-- start RECORDS FOR THE TASK --
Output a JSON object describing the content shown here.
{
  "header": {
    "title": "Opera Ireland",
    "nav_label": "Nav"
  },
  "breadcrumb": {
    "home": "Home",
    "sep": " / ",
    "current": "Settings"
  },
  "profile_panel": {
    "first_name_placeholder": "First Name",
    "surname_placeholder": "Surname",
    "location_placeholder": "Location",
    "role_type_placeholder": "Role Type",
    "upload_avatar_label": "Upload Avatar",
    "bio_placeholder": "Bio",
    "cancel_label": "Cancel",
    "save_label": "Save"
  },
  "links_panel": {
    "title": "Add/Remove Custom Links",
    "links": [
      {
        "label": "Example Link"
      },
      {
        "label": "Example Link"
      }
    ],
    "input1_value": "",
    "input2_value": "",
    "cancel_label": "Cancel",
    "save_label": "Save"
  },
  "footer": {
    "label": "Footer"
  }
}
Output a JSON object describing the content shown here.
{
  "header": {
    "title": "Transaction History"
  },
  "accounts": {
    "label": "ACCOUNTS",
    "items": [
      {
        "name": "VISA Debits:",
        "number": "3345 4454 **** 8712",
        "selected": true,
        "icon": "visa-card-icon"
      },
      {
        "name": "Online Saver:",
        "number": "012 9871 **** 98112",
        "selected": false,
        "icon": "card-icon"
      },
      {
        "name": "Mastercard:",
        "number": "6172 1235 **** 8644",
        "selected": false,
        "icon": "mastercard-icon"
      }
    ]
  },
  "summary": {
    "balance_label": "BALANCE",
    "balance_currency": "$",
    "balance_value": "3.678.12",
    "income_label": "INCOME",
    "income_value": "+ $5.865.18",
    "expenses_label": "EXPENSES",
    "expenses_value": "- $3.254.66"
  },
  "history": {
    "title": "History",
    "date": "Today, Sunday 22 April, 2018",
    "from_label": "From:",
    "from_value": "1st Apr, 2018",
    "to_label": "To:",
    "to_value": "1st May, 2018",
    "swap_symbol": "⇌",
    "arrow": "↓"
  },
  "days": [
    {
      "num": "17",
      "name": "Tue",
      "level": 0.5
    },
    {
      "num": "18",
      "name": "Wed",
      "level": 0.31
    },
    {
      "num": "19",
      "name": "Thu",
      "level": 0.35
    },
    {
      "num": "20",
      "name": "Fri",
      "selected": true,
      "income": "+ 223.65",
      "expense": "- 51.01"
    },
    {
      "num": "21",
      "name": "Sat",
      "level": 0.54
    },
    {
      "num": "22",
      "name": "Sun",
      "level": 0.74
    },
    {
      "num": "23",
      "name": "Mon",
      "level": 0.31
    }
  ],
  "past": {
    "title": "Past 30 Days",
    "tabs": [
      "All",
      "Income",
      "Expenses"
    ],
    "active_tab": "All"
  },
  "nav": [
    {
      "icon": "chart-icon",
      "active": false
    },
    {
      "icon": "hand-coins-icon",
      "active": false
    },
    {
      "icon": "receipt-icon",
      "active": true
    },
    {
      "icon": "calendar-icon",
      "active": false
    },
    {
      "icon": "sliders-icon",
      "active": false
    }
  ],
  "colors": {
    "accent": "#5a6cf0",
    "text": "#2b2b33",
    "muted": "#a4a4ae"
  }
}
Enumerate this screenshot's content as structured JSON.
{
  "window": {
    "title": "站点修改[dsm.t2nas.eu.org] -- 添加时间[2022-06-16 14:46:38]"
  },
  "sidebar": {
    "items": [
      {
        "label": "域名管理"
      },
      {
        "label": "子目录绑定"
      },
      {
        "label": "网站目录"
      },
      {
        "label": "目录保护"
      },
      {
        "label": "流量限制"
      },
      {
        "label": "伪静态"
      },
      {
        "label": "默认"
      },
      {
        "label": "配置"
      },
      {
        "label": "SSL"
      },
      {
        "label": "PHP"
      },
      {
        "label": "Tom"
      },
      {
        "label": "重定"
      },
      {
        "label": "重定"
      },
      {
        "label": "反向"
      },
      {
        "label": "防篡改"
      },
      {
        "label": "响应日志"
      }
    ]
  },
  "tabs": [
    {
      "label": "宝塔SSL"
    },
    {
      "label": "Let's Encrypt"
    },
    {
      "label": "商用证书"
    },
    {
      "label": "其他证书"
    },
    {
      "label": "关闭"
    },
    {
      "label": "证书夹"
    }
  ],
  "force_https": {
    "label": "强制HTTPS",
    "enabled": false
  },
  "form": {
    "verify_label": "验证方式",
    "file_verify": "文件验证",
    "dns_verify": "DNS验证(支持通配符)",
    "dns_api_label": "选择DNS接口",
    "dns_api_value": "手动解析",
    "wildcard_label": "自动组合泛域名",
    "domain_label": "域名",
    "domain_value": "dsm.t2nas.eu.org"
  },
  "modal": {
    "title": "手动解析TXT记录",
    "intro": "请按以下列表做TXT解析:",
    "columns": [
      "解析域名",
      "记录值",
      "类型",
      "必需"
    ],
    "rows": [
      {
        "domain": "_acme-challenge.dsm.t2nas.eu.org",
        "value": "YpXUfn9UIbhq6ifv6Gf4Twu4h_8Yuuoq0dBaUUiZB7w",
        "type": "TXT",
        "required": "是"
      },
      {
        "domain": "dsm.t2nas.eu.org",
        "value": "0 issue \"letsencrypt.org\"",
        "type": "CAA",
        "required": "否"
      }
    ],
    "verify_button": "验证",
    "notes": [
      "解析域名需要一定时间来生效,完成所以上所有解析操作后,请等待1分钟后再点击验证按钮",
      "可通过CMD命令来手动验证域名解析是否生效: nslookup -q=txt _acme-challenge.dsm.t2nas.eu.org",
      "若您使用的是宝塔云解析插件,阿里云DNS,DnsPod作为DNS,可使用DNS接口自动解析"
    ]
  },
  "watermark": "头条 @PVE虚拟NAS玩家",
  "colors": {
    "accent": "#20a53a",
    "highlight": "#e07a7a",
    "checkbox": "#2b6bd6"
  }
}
-- end RECORDS FOR THE TASK --
WHAT NEEDS TO BE DONE
Copy each line of the preceding data that contains the string "level".

TASK SOLUTION
      "level": 0.5
      "level": 0.31
      "level": 0.35
      "level": 0.54
      "level": 0.74
      "level": 0.31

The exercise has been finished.